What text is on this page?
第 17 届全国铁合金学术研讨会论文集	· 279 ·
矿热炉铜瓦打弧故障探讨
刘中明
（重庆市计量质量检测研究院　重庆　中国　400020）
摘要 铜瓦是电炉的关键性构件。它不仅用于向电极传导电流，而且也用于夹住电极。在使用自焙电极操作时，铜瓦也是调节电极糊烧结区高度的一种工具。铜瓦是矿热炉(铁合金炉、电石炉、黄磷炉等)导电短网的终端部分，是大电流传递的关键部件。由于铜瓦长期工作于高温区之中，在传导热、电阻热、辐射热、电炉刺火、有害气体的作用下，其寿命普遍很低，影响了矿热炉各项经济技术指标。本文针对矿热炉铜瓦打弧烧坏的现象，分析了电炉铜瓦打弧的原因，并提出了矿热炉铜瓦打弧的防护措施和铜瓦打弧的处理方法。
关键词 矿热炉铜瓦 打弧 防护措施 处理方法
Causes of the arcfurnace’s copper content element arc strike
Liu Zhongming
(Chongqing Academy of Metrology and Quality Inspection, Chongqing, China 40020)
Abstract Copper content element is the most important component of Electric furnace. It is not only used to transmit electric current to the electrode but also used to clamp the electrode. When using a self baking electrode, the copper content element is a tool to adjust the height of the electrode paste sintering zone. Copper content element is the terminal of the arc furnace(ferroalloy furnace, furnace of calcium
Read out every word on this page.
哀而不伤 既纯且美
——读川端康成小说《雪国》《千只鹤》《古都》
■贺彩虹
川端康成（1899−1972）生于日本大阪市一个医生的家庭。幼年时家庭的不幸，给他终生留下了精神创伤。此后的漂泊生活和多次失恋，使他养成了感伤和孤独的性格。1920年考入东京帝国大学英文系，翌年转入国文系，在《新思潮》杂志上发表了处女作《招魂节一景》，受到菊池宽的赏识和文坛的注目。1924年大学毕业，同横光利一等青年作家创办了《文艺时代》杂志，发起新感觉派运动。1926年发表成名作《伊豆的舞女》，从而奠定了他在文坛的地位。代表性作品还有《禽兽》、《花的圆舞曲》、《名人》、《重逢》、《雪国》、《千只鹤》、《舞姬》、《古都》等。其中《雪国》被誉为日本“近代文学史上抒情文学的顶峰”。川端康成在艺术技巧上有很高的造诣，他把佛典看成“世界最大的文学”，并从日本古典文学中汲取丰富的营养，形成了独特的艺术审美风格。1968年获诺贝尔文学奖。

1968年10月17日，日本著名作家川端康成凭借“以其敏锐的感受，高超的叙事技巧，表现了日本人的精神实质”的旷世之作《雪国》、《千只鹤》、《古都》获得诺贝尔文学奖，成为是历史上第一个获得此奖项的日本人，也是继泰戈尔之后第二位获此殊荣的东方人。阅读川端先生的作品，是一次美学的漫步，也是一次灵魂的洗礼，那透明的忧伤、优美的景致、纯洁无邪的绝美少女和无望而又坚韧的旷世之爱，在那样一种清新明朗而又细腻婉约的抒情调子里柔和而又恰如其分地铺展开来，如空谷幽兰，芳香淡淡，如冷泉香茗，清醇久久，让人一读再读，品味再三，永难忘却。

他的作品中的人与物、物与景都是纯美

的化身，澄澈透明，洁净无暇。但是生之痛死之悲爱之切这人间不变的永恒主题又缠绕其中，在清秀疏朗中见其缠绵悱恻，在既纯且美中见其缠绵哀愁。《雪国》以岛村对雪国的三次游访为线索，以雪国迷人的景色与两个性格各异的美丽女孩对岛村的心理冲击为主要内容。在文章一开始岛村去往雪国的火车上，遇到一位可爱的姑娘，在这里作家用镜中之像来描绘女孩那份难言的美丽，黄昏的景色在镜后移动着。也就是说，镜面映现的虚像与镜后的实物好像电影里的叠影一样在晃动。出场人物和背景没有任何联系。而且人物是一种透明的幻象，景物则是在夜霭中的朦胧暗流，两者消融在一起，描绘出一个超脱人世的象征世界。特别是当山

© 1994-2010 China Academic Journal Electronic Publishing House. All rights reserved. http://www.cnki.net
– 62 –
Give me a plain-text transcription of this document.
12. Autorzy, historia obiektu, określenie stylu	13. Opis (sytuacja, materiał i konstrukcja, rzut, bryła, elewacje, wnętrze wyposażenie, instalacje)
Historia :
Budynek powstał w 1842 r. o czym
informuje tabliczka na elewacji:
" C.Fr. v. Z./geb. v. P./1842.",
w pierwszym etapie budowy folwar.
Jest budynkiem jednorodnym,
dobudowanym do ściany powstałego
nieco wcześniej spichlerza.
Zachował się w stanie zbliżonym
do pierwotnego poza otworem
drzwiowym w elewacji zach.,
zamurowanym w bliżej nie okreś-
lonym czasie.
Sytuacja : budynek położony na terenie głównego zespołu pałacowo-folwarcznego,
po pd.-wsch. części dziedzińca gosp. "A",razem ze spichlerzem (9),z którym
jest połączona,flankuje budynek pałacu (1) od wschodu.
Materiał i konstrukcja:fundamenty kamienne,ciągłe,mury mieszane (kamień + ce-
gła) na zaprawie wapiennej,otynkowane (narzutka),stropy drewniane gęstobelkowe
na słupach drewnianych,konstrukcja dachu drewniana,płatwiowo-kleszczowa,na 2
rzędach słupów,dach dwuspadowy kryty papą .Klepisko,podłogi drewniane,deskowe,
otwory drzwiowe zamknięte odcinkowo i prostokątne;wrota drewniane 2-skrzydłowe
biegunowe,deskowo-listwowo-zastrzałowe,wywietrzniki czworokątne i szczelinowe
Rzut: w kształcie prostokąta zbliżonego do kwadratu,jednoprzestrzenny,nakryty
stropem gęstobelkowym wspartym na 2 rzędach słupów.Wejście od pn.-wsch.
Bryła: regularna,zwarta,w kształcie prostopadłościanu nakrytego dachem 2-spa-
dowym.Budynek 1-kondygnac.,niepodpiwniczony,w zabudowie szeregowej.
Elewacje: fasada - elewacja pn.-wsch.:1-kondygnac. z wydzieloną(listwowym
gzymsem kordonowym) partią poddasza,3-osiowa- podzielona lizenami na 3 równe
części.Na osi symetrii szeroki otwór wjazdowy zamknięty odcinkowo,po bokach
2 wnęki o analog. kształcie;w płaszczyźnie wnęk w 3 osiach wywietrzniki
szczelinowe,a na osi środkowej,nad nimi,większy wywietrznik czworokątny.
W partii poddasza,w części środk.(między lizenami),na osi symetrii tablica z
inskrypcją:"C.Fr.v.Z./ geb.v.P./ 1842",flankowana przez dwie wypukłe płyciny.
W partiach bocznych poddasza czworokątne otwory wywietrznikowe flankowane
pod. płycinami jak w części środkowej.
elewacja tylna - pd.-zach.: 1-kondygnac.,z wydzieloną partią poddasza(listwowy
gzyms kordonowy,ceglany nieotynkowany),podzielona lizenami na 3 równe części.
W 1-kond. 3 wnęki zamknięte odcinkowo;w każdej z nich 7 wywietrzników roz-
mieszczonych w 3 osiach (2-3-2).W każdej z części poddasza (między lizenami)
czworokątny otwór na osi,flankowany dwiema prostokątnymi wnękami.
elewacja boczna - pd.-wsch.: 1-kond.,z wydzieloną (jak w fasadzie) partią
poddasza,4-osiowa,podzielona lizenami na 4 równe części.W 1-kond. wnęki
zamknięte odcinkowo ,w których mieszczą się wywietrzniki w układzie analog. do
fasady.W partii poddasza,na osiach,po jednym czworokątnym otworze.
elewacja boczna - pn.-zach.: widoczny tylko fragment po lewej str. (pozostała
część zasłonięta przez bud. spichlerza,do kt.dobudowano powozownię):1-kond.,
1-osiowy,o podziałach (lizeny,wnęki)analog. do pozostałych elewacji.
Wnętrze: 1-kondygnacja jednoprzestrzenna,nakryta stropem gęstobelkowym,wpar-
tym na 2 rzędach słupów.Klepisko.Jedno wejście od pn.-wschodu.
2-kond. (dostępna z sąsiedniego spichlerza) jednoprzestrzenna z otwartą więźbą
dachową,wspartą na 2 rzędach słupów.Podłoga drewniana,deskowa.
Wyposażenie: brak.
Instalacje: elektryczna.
+ + +
*WRITTEN EXERCISE*:
Go through the material above and count the lines that contain "China"; answer with the number alone.

*IN RESPONSE*:
2